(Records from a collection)
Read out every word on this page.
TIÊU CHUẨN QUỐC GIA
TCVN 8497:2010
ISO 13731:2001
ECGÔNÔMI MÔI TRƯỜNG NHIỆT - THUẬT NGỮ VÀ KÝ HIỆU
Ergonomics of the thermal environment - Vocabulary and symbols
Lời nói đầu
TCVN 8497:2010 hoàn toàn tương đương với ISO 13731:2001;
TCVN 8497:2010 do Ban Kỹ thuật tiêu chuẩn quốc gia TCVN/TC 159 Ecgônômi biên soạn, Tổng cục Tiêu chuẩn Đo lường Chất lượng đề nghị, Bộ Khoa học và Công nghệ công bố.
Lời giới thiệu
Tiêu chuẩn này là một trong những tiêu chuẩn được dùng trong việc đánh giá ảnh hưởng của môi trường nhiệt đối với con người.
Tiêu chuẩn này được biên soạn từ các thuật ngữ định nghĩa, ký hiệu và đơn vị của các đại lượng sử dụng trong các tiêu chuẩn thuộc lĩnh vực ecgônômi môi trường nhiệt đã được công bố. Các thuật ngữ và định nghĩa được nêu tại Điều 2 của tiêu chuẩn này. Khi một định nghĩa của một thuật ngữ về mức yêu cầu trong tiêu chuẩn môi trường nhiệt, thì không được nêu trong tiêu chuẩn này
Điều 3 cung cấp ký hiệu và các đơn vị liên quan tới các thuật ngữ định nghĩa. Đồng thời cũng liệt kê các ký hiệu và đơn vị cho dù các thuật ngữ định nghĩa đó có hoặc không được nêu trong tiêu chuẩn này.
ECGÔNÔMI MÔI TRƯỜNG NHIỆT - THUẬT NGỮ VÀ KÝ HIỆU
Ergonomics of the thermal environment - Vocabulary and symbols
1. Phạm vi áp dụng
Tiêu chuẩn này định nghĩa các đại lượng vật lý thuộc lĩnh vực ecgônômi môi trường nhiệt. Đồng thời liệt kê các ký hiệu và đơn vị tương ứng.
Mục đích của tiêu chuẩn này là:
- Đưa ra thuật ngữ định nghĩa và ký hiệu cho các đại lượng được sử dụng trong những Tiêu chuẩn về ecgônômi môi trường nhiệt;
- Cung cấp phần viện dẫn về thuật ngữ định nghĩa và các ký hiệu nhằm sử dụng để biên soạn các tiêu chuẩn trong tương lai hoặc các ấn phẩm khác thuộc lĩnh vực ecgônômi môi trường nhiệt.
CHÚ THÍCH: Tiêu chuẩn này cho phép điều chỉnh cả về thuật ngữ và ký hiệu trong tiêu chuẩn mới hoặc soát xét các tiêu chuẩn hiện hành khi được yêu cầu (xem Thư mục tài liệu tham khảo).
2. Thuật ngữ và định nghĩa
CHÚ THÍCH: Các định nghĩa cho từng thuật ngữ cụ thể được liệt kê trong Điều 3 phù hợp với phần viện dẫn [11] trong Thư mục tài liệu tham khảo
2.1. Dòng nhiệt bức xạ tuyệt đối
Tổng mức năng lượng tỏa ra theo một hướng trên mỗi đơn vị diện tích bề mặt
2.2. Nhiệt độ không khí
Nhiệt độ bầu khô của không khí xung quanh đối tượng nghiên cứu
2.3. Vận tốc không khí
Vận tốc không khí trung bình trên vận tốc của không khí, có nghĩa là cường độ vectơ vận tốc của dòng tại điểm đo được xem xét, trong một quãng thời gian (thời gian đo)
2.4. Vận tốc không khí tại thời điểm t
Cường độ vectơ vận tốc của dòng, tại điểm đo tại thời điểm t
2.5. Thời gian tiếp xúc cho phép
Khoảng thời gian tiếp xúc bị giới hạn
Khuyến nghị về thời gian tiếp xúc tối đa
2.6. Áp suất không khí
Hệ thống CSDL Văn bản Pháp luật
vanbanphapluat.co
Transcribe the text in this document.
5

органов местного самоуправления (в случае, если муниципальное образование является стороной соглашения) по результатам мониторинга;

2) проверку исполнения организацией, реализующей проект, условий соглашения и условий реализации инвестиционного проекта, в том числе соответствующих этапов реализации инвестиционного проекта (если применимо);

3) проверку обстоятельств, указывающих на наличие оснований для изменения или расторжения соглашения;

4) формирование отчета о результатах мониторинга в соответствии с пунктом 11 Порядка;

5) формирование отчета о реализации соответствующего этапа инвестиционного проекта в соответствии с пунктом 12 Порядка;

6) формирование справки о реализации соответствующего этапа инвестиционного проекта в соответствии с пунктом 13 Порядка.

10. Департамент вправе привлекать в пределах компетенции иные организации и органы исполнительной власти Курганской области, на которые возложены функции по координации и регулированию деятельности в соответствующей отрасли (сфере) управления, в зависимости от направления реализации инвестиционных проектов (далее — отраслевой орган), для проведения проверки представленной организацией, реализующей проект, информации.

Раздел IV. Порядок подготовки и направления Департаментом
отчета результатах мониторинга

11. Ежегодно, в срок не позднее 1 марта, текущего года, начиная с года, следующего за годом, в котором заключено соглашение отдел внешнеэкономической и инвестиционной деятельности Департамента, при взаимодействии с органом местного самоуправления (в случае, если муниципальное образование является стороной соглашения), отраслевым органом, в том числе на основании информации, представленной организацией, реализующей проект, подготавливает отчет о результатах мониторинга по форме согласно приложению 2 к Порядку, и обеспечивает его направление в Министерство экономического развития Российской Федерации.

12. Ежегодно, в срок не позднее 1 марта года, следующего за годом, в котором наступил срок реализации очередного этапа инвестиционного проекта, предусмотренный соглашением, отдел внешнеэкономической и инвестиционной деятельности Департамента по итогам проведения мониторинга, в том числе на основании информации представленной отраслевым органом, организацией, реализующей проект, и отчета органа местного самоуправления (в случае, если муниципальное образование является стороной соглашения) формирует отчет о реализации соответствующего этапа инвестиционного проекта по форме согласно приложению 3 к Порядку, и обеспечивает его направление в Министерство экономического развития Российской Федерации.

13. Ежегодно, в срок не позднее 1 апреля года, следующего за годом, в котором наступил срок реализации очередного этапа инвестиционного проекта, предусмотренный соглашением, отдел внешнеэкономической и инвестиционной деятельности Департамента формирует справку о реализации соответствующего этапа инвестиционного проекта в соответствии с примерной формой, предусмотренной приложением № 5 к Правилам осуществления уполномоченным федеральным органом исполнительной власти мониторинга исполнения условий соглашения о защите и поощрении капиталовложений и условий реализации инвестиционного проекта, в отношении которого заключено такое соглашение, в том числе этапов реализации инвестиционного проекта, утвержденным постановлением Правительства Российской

Goal.
What is the number of lines in the listing that contain the string "thuộc"? Reply with that number alone.

Full answer.
3